### YOUR INSTRUCTIONS
Scan the material that follows. Copy every line containing the word "timers".

### DATASET EXCERPTS
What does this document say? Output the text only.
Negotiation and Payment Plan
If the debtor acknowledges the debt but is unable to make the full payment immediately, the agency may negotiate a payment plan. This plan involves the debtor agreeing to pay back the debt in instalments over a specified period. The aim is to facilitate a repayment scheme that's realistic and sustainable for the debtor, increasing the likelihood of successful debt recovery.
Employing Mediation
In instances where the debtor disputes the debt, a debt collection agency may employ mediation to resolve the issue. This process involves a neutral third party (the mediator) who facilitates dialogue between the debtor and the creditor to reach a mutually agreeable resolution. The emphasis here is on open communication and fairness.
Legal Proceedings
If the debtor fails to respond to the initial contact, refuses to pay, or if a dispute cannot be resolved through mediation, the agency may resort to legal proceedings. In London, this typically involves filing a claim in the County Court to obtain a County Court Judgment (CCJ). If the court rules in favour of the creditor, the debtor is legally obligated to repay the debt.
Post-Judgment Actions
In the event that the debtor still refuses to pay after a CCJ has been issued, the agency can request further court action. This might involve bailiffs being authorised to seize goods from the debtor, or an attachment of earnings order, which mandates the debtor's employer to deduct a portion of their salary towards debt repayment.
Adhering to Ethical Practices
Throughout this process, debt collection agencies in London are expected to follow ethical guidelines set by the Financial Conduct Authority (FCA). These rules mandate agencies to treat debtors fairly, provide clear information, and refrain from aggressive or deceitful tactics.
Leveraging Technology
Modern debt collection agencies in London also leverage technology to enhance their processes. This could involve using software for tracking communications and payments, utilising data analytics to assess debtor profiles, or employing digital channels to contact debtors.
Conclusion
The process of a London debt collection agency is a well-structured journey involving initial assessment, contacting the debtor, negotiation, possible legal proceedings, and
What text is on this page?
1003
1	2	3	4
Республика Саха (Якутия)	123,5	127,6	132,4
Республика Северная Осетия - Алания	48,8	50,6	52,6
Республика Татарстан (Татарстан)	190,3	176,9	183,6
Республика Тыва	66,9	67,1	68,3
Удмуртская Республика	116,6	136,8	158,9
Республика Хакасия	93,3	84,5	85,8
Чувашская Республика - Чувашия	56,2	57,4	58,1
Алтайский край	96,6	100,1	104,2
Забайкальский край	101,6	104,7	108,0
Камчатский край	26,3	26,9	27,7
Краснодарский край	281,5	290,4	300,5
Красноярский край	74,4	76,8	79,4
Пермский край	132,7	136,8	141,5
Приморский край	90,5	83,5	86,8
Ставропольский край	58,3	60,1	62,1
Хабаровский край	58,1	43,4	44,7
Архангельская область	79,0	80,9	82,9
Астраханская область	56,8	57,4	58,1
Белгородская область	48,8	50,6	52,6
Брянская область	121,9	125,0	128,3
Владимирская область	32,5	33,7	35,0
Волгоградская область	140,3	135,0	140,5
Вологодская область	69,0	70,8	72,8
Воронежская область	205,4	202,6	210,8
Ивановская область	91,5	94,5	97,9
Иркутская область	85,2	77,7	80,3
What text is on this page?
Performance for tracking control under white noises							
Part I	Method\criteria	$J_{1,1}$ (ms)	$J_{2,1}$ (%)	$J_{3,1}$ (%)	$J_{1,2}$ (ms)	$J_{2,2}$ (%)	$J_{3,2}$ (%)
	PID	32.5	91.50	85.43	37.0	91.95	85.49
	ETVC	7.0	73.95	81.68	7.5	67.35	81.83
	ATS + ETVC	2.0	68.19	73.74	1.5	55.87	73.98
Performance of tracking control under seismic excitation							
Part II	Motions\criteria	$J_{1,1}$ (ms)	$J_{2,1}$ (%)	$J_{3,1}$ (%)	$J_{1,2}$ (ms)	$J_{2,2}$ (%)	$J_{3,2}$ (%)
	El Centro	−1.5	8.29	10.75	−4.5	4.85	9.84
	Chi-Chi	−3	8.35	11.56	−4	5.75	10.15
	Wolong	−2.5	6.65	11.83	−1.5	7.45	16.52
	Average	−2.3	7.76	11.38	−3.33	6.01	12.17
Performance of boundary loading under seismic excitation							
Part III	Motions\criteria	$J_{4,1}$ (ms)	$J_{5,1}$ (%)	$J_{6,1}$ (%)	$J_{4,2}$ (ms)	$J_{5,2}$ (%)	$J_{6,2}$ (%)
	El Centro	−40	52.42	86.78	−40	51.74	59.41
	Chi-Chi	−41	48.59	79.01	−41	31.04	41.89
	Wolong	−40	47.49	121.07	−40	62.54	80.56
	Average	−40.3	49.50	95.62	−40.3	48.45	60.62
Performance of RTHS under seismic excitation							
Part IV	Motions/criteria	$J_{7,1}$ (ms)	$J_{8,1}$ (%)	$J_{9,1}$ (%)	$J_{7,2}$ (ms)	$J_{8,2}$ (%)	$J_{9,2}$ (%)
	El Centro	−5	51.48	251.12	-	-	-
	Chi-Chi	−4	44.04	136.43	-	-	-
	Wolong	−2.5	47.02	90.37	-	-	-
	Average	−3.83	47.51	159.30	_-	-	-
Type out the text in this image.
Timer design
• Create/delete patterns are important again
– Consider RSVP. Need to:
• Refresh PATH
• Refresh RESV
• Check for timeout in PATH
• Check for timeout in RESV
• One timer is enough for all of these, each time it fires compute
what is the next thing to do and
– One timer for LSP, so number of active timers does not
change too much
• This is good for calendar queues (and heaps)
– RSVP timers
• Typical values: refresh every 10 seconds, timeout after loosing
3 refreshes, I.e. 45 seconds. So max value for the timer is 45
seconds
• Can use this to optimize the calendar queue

### EXERCISE SOLUTION
– One timer for LSP, so number of active timers does not
– RSVP timers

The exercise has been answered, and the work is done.